● **Written task**:
Pull out every line from the line containing "Output the text content of this document." through the end of the material, both ends included, and reproduce it exactly. Keep pictures out.
╔══
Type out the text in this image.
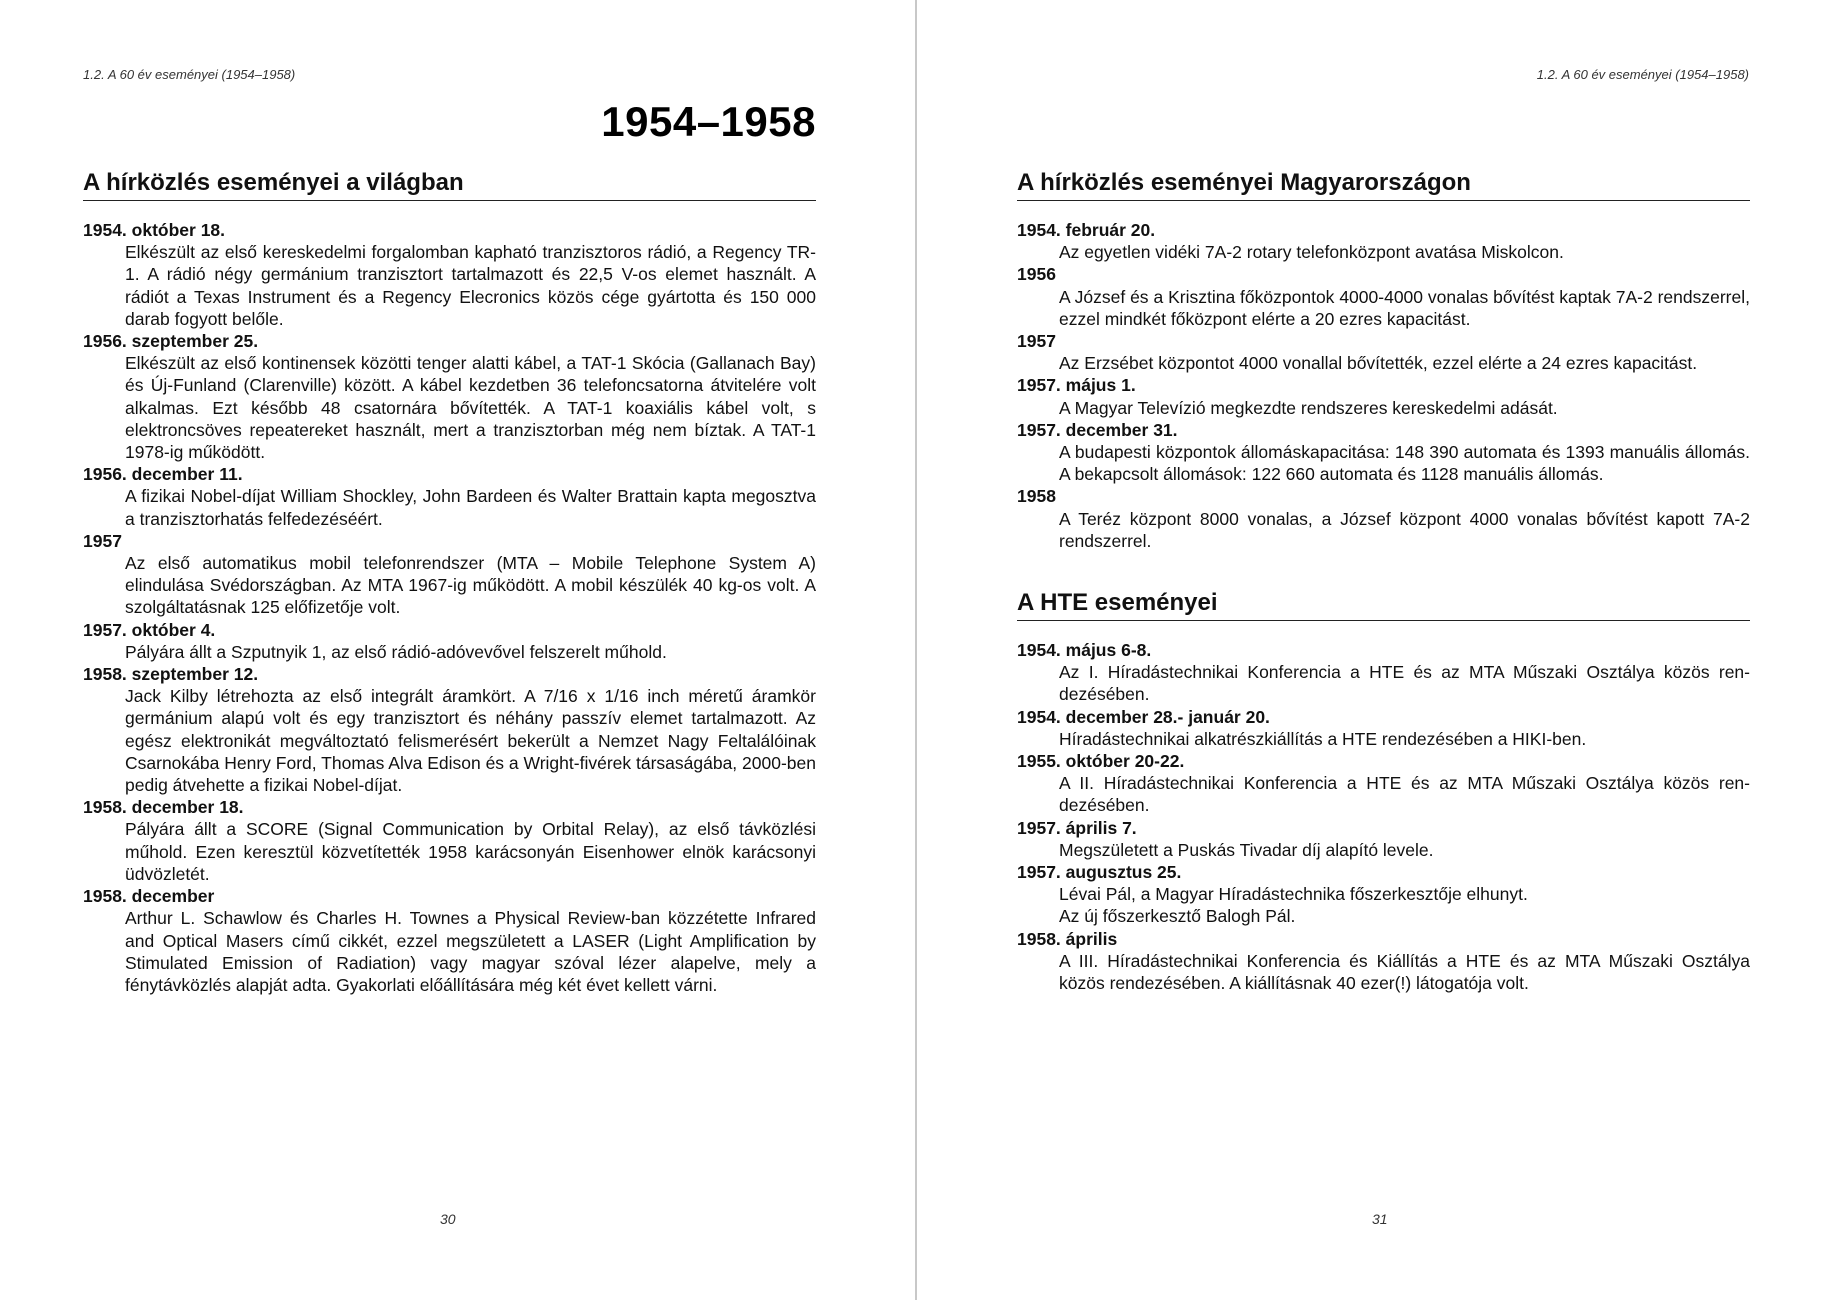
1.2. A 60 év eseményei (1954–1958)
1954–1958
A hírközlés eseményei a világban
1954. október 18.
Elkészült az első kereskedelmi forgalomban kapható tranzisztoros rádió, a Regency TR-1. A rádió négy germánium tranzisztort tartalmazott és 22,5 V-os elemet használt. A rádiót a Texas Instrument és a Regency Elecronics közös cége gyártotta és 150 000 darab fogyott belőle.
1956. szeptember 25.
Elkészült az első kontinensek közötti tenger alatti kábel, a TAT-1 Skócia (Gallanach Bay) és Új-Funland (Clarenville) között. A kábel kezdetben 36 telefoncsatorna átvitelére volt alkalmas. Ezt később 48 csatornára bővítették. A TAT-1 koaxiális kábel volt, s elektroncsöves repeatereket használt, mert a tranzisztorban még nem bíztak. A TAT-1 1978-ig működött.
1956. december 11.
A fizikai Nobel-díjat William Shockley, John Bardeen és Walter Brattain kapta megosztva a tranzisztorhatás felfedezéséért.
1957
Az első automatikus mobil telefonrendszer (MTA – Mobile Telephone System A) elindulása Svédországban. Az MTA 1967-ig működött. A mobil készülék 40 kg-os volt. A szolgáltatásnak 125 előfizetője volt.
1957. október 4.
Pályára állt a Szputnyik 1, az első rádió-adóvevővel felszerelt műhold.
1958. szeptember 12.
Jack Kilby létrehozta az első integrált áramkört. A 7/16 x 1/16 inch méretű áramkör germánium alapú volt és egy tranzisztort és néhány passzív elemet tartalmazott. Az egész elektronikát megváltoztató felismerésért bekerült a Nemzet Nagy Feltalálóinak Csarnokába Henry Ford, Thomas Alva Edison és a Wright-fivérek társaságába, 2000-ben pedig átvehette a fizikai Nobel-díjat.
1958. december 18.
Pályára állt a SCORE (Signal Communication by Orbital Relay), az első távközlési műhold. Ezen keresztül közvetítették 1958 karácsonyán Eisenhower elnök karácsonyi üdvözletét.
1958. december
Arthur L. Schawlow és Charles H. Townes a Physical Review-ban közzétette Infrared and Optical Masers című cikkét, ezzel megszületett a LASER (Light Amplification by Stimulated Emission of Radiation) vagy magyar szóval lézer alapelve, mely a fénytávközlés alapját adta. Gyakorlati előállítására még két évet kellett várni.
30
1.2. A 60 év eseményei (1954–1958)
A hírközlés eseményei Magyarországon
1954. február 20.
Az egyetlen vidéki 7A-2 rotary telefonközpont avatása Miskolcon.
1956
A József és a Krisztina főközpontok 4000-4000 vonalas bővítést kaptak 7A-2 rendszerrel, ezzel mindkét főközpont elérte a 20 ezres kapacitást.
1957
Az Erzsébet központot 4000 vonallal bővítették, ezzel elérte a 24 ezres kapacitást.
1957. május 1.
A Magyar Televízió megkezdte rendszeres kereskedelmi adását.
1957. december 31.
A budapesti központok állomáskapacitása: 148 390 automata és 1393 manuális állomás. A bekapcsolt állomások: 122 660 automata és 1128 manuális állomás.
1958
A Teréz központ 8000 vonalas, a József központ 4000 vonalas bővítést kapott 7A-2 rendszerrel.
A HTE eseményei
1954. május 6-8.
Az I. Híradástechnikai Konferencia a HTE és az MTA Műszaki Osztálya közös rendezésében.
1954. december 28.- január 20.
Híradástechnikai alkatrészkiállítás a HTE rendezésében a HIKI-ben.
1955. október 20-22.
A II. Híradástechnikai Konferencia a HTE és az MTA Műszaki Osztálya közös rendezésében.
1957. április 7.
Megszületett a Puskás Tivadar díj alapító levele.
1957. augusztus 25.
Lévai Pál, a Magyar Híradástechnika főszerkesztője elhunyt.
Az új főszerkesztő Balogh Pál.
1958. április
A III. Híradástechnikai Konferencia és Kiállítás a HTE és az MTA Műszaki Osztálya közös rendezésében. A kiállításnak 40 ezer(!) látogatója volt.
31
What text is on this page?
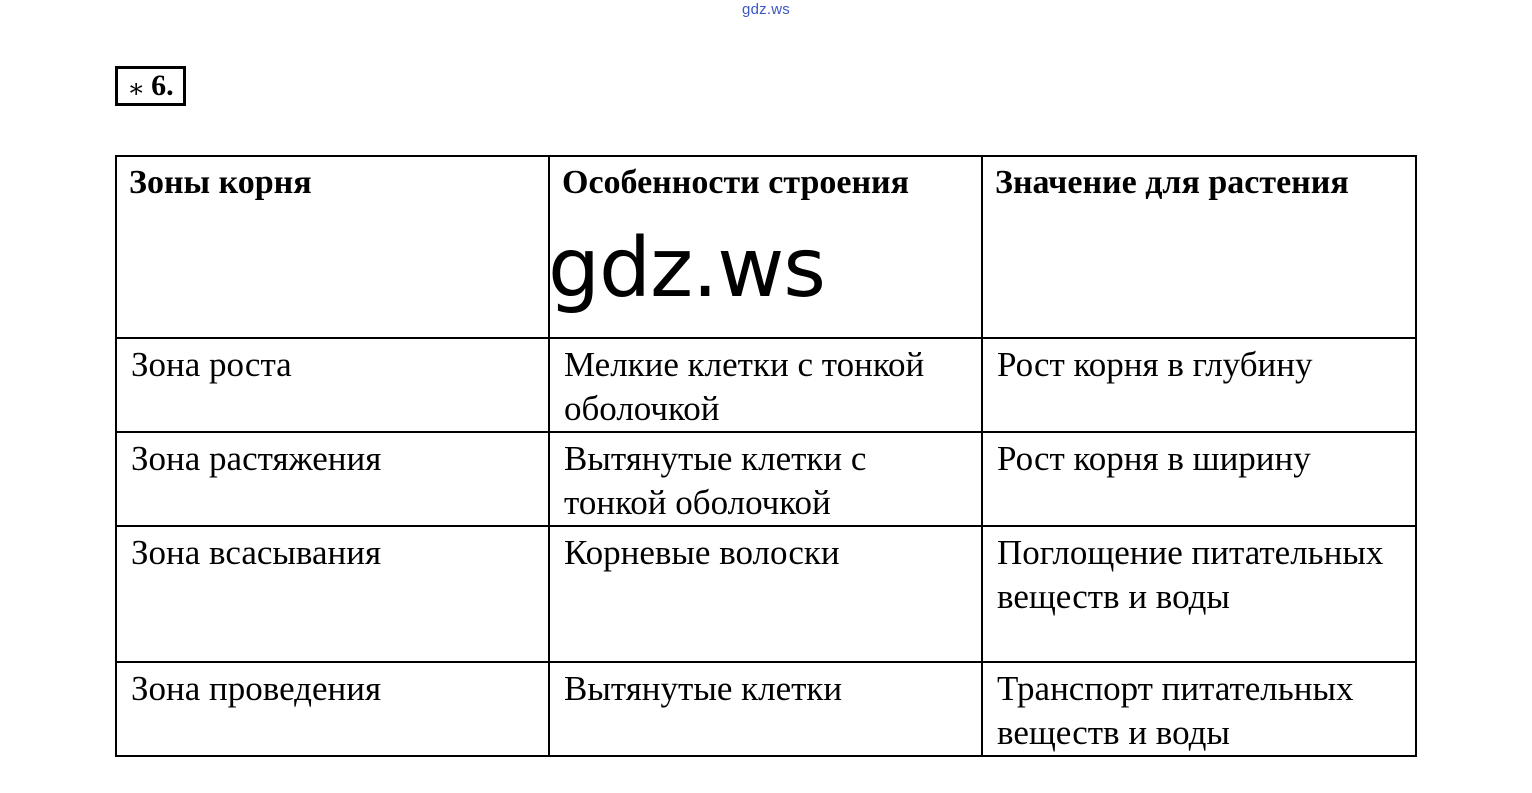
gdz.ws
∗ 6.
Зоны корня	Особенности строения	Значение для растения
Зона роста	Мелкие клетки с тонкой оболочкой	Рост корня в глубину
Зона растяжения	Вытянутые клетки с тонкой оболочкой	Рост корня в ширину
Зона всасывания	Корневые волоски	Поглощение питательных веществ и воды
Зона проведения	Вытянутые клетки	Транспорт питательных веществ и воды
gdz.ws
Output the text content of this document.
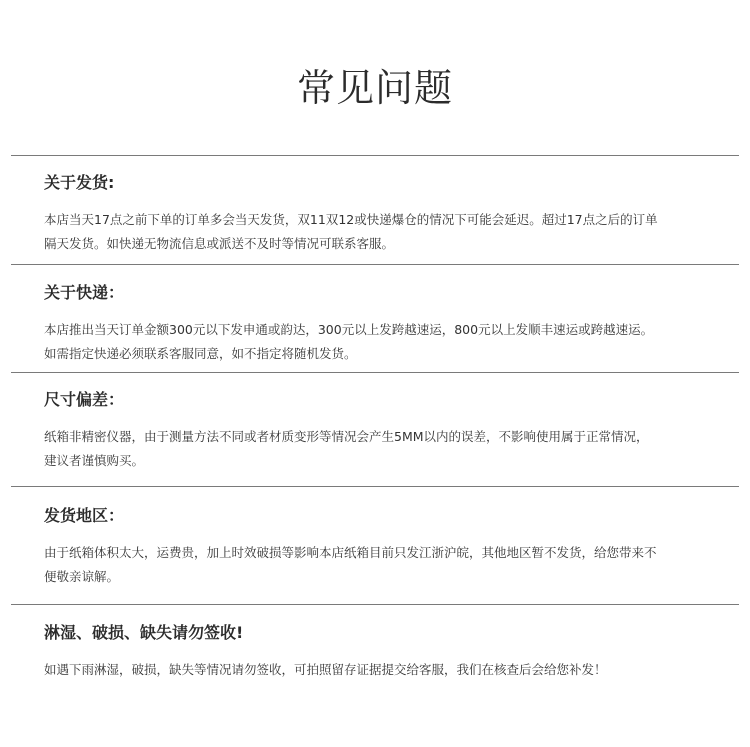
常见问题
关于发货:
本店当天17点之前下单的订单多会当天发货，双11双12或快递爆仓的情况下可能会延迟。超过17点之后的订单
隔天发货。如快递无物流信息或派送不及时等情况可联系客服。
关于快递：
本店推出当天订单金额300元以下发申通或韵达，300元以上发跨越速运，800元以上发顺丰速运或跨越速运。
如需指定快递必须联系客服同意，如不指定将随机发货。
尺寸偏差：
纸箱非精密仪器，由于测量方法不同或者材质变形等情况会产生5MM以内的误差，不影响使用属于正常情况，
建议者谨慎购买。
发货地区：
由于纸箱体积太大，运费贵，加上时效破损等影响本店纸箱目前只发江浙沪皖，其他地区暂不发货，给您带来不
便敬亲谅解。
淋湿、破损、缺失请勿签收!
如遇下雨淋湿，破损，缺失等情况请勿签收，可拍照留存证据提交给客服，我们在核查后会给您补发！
╚══
● **Exercise solution**:
Output the text content of this document.
常见问题
关于发货:
本店当天17点之前下单的订单多会当天发货，双11双12或快递爆仓的情况下可能会延迟。超过17点之后的订单
隔天发货。如快递无物流信息或派送不及时等情况可联系客服。
关于快递：
本店推出当天订单金额300元以下发申通或韵达，300元以上发跨越速运，800元以上发顺丰速运或跨越速运。
如需指定快递必须联系客服同意，如不指定将随机发货。
尺寸偏差：
纸箱非精密仪器，由于测量方法不同或者材质变形等情况会产生5MM以内的误差，不影响使用属于正常情况，
建议者谨慎购买。
发货地区：
由于纸箱体积太大，运费贵，加上时效破损等影响本店纸箱目前只发江浙沪皖，其他地区暂不发货，给您带来不
便敬亲谅解。
淋湿、破损、缺失请勿签收!
如遇下雨淋湿，破损，缺失等情况请勿签收，可拍照留存证据提交给客服，我们在核查后会给您补发！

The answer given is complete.